[Extracted data entries]
============================================================

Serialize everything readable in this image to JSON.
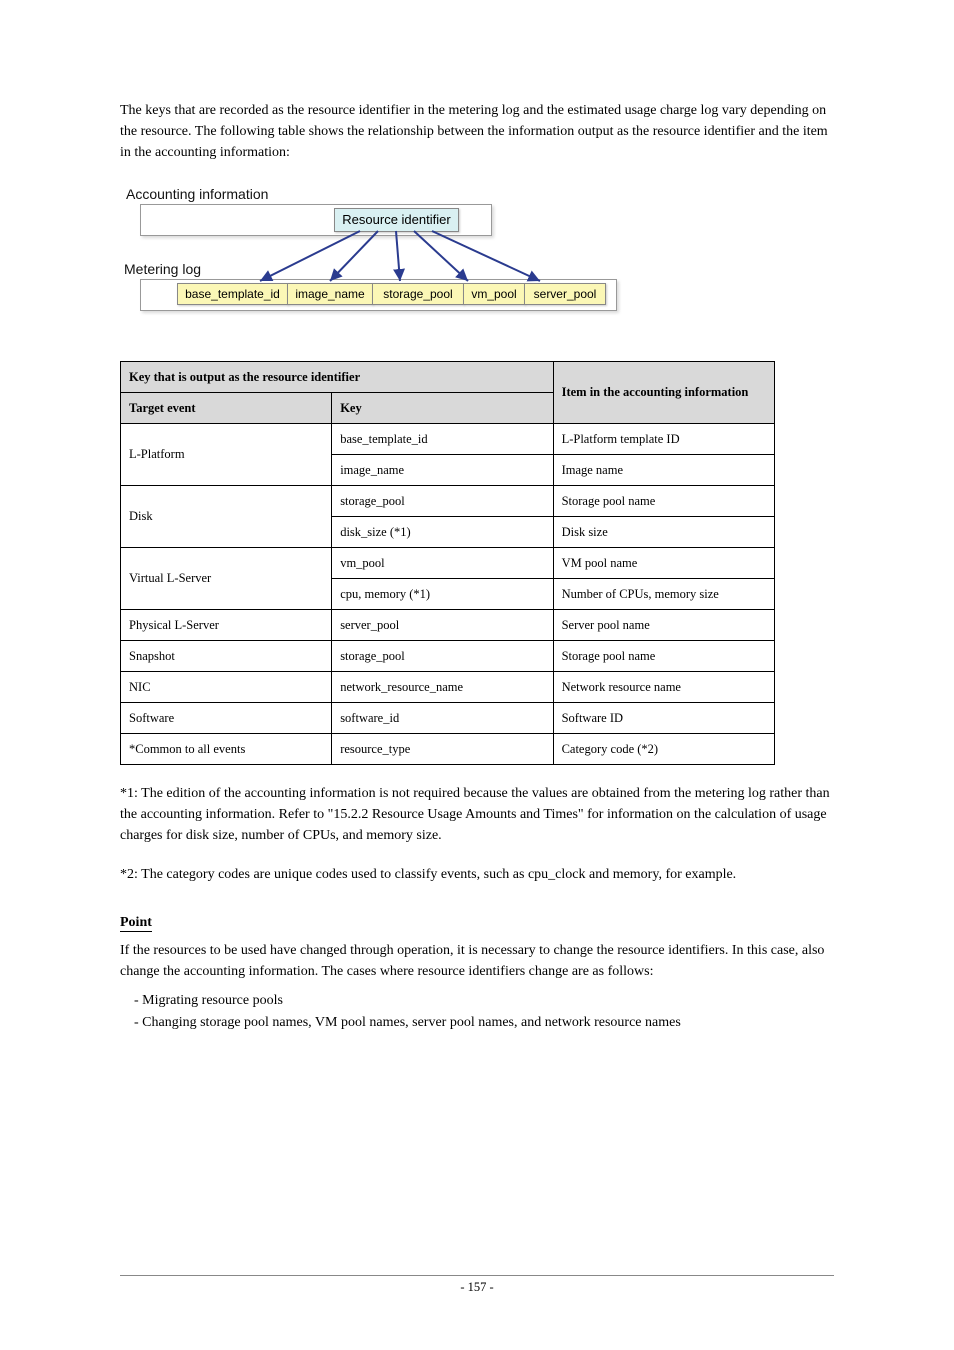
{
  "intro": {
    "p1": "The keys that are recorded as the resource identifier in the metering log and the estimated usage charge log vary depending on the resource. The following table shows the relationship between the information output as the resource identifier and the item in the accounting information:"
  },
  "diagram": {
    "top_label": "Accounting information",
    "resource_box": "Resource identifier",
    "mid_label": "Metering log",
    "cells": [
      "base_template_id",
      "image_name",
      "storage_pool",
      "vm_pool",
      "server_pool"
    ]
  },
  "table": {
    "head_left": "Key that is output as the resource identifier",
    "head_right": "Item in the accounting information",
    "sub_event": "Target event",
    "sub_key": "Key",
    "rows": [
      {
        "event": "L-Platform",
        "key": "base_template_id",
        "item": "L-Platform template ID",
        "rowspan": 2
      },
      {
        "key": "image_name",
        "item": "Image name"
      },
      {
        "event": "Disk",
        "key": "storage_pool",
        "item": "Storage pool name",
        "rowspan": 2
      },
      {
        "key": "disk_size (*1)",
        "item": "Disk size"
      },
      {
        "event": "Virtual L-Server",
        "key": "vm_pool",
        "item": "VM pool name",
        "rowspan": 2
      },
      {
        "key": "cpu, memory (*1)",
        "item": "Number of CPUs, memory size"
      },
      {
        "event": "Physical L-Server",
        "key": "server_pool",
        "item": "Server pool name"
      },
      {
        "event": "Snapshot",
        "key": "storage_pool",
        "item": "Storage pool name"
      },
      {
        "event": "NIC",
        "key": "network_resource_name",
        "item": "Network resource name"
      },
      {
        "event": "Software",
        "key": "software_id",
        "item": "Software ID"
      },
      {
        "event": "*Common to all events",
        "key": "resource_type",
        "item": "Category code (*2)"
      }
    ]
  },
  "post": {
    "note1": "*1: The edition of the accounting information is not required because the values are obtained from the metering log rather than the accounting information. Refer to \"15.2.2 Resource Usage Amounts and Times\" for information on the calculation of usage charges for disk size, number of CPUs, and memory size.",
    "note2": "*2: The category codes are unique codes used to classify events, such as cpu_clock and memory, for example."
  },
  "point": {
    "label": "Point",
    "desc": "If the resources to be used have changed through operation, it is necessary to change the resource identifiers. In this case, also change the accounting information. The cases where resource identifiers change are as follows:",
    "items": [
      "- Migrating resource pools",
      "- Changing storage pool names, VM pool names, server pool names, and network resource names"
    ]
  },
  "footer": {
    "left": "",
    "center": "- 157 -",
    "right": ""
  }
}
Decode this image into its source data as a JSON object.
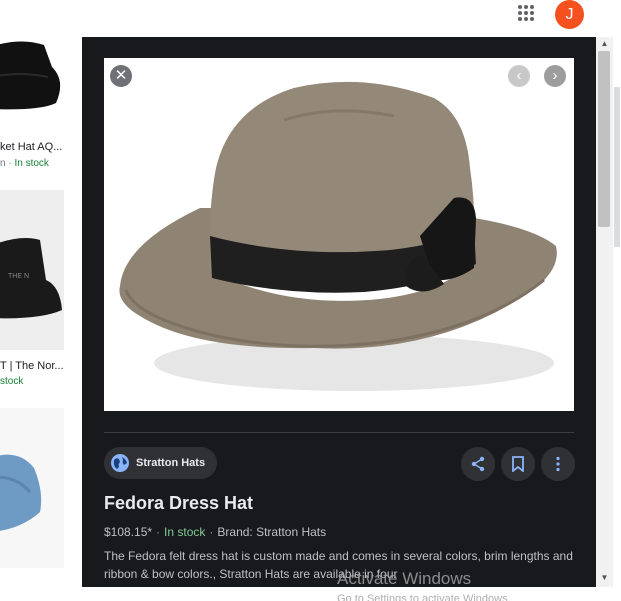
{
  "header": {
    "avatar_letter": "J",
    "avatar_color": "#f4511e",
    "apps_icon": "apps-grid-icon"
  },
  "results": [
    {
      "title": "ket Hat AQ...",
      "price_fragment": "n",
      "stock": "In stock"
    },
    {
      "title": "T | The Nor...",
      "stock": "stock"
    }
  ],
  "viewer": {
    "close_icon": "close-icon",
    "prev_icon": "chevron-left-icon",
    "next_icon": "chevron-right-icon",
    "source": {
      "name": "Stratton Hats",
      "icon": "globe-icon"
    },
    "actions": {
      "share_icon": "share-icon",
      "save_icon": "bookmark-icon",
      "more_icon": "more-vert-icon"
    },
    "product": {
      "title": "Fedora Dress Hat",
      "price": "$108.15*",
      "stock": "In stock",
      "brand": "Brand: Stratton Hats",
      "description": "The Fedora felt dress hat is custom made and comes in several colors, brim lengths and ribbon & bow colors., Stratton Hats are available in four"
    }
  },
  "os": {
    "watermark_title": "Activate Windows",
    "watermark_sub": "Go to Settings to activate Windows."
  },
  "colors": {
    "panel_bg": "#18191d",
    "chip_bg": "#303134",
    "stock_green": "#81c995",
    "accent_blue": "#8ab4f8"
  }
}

============================================================

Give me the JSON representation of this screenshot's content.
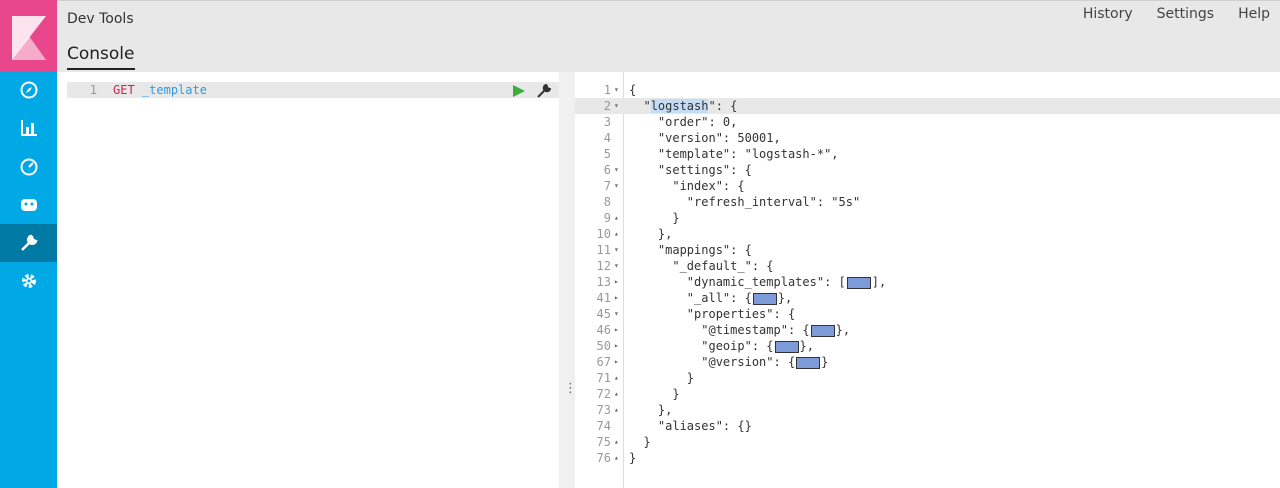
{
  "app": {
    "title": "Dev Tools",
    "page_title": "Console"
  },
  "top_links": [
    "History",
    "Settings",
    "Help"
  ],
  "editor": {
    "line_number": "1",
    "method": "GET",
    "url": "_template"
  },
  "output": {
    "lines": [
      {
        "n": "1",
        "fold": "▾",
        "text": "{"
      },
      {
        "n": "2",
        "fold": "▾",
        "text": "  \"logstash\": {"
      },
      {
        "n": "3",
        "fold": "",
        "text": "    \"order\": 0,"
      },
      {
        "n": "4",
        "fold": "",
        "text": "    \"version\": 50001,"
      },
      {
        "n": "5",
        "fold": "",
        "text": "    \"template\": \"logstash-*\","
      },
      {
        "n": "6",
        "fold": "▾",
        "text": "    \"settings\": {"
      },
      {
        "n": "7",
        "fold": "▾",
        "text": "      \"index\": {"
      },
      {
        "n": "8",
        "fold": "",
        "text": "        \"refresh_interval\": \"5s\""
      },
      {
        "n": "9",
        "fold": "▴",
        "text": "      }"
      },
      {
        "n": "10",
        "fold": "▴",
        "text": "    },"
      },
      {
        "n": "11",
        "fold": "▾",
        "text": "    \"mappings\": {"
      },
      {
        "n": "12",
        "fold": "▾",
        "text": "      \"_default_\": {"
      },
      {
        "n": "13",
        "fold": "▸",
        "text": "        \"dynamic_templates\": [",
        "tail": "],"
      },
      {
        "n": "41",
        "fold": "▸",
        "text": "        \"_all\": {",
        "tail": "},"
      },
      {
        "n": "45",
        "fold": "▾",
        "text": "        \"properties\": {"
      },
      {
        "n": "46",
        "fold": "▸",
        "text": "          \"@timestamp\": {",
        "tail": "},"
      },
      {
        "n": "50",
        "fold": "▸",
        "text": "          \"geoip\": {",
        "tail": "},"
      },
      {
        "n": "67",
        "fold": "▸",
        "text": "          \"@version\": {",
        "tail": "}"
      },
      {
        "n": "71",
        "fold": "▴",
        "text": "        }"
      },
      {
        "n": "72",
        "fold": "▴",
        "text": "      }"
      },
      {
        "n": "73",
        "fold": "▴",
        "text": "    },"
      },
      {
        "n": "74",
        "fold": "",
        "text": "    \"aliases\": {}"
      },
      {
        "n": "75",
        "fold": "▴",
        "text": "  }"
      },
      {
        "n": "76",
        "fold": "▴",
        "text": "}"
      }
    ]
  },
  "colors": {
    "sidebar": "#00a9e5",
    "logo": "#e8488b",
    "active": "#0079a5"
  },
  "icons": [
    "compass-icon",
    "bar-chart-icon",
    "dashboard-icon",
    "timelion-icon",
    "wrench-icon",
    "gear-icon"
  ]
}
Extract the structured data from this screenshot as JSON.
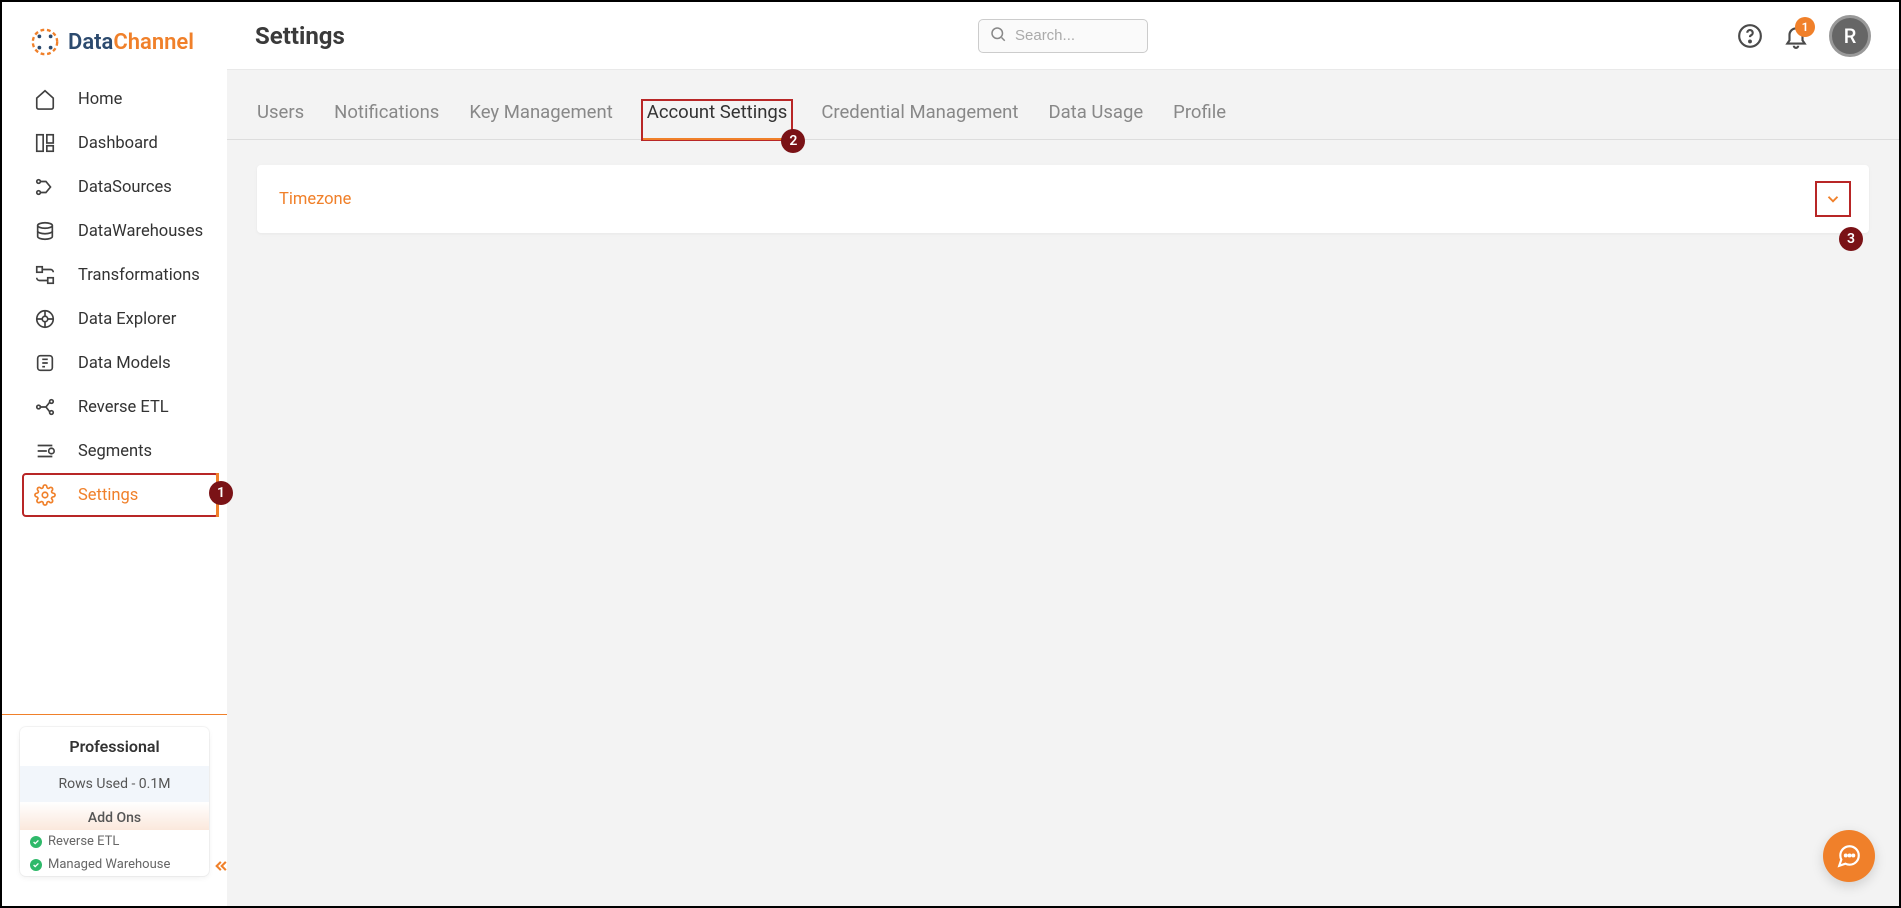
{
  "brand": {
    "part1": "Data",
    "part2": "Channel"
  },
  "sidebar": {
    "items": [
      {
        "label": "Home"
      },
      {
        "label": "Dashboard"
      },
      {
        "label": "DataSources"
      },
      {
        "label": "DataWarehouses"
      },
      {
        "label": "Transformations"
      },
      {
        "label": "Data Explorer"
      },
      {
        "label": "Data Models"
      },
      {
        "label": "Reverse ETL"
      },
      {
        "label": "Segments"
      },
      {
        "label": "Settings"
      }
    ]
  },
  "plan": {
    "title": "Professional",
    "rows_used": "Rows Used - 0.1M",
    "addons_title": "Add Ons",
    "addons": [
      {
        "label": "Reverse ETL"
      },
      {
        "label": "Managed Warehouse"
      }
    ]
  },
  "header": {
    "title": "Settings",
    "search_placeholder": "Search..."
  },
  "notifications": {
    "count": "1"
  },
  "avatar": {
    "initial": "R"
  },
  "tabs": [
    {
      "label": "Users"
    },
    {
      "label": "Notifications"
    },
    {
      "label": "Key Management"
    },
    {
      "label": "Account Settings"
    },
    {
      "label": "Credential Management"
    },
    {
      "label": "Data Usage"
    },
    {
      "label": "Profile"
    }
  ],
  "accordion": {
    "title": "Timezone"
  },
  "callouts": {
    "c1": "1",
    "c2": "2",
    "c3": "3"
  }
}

============================================================

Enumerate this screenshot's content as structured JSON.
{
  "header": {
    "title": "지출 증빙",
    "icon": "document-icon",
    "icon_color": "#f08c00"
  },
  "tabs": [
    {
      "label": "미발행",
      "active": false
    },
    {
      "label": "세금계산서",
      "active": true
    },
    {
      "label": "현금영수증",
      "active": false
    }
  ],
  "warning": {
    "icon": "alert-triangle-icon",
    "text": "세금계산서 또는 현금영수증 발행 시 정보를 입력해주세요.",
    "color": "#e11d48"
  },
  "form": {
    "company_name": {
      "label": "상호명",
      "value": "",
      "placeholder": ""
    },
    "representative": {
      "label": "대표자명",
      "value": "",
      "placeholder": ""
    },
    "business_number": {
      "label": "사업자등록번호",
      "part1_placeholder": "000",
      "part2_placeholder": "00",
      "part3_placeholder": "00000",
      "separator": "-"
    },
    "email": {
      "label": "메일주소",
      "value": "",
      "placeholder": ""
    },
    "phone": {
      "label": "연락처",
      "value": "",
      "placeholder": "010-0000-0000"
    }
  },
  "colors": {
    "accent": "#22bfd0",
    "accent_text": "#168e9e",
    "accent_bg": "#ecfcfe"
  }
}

============================================================

-- Task prompt --
From the data above, pick out each line containing "Stratton" and copy it.

-- Task solution --
      "name": "Stratton Hats",
      "brand": "Brand: Stratton Hats",
      "description": "The Fedora felt dress hat is custom made and comes in several colors, brim lengths and ribbon & bow colors., Stratton Hats are available in four"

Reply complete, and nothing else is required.